→ EXERCISE INSTRUCTIONS
Do any lines in the data below contain "Password"? If so, copy every one of them.
_ _ _ _ _ _ _
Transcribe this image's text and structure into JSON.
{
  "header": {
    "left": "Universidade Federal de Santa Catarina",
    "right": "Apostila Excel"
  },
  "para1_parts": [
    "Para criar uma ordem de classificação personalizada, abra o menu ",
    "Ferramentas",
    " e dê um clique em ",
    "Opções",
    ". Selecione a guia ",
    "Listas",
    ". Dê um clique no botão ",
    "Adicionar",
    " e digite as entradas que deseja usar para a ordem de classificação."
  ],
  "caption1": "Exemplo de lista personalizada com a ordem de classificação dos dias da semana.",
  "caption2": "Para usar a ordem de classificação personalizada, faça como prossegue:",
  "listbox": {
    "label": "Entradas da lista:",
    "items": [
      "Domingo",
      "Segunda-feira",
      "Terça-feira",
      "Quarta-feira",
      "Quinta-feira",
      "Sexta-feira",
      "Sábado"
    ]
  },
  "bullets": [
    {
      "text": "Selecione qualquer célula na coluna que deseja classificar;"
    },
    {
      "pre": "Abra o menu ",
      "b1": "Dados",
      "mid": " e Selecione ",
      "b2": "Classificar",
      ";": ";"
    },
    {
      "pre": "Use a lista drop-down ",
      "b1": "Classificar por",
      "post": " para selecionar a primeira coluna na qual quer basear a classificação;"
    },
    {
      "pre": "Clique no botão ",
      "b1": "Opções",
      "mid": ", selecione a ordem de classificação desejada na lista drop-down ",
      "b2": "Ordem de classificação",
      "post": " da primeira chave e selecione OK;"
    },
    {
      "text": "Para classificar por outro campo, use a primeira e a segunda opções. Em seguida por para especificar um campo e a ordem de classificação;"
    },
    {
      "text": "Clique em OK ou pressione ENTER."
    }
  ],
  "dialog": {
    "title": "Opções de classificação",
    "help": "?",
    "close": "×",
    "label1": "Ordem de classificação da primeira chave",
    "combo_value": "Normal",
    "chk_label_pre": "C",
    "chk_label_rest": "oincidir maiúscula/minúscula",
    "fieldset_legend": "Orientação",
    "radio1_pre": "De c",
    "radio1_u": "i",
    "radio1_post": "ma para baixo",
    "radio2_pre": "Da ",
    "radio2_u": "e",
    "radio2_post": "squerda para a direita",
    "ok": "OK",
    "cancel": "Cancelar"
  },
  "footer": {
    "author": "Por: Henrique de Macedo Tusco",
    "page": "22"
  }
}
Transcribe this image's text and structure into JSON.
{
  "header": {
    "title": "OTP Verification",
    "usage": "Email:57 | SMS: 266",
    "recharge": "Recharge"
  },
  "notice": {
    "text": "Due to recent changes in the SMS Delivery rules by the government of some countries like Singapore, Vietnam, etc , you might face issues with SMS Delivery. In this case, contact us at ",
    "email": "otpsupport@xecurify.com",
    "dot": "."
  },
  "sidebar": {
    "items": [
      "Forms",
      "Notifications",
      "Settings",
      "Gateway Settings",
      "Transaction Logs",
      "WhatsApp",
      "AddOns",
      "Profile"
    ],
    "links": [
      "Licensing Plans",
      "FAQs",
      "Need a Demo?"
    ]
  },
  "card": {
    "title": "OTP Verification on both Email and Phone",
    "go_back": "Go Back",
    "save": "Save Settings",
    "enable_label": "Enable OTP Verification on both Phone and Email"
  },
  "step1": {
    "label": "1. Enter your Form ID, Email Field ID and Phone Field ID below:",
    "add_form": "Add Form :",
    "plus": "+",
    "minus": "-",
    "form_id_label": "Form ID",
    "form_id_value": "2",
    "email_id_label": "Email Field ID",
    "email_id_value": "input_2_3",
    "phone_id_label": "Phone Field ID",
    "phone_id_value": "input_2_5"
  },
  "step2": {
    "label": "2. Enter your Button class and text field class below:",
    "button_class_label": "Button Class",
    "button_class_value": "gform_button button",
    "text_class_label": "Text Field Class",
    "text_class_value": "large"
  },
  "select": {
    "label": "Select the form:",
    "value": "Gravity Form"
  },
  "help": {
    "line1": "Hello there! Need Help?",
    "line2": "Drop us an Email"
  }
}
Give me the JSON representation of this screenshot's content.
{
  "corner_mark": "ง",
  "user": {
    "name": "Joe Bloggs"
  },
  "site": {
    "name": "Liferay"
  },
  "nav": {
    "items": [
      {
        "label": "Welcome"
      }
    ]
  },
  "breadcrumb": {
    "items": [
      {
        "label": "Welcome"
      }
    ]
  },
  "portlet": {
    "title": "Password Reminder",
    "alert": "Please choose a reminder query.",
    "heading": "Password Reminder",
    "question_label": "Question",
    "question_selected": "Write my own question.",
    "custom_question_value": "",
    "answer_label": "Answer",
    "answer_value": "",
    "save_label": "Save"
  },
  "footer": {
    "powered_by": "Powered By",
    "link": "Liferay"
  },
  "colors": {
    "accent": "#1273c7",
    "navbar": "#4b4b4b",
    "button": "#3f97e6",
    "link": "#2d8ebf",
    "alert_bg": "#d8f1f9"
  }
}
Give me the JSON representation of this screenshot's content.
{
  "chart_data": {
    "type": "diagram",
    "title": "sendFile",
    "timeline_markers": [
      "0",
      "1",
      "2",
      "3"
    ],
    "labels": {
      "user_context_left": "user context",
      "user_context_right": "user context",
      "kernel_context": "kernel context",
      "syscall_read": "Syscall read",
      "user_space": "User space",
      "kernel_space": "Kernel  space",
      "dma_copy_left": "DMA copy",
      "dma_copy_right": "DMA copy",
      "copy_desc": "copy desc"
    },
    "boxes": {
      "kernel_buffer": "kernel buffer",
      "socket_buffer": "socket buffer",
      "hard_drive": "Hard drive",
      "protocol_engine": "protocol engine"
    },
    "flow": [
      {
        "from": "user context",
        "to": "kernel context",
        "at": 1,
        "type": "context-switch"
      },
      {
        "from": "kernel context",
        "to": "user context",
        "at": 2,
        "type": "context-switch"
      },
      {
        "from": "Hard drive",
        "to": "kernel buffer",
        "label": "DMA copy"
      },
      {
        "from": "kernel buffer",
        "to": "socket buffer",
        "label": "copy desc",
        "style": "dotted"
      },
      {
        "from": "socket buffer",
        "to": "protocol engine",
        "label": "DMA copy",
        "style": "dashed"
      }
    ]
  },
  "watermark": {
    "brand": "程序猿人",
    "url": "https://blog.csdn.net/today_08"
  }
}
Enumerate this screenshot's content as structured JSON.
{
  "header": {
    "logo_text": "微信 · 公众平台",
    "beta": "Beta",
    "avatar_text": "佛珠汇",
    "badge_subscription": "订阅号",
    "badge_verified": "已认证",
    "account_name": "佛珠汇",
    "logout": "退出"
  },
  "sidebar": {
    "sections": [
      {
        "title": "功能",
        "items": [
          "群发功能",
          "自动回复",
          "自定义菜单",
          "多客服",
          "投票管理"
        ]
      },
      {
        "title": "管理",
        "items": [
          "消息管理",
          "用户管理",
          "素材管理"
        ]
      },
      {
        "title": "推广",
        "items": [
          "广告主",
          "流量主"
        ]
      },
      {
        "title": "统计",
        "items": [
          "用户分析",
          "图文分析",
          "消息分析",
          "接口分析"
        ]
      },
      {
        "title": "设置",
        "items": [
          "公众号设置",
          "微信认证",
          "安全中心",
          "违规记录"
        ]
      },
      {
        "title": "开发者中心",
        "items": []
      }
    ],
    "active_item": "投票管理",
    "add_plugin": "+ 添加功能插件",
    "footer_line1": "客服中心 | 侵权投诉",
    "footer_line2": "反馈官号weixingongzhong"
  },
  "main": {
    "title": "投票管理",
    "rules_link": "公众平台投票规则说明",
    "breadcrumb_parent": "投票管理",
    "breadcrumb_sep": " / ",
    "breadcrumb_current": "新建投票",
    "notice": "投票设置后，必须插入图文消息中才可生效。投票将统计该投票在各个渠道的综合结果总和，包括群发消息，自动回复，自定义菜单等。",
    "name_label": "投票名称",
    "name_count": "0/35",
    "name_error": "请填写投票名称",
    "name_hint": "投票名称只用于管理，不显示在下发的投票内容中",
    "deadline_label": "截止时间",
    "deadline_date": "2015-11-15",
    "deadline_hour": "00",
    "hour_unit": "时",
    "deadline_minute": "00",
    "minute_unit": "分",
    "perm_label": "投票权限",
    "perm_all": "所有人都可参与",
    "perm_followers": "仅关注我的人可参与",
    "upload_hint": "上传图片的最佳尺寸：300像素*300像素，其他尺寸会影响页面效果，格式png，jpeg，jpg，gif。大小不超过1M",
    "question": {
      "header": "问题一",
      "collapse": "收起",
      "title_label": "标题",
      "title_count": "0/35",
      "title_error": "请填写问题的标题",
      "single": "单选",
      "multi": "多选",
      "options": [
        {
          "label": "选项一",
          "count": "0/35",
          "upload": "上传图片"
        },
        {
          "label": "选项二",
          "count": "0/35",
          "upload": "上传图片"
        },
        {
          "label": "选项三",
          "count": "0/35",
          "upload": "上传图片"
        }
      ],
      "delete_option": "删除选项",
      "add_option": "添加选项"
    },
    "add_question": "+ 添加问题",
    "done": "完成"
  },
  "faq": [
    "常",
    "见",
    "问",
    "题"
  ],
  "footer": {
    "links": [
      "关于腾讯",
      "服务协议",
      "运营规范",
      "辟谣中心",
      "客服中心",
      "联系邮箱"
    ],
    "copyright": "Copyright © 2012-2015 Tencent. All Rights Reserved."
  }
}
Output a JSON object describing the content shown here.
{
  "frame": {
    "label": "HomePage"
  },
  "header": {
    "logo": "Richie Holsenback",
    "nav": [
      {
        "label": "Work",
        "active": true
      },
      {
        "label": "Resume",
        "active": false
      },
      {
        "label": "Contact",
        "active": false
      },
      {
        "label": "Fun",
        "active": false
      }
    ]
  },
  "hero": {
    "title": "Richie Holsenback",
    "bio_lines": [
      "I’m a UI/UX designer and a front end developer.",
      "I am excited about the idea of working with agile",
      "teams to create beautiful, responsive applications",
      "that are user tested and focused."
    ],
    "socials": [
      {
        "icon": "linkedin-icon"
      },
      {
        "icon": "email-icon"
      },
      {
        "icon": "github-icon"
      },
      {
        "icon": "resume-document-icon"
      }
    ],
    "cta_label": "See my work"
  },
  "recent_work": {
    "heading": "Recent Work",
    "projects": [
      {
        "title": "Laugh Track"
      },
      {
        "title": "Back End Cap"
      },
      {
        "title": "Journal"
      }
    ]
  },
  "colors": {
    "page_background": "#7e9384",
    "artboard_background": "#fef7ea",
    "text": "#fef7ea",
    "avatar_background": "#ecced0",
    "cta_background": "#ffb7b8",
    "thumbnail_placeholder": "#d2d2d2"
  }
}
_ _ _ _ _ _ _
→ WRITTEN ANSWER
    "title": "Password Reminder",
    "heading": "Password Reminder",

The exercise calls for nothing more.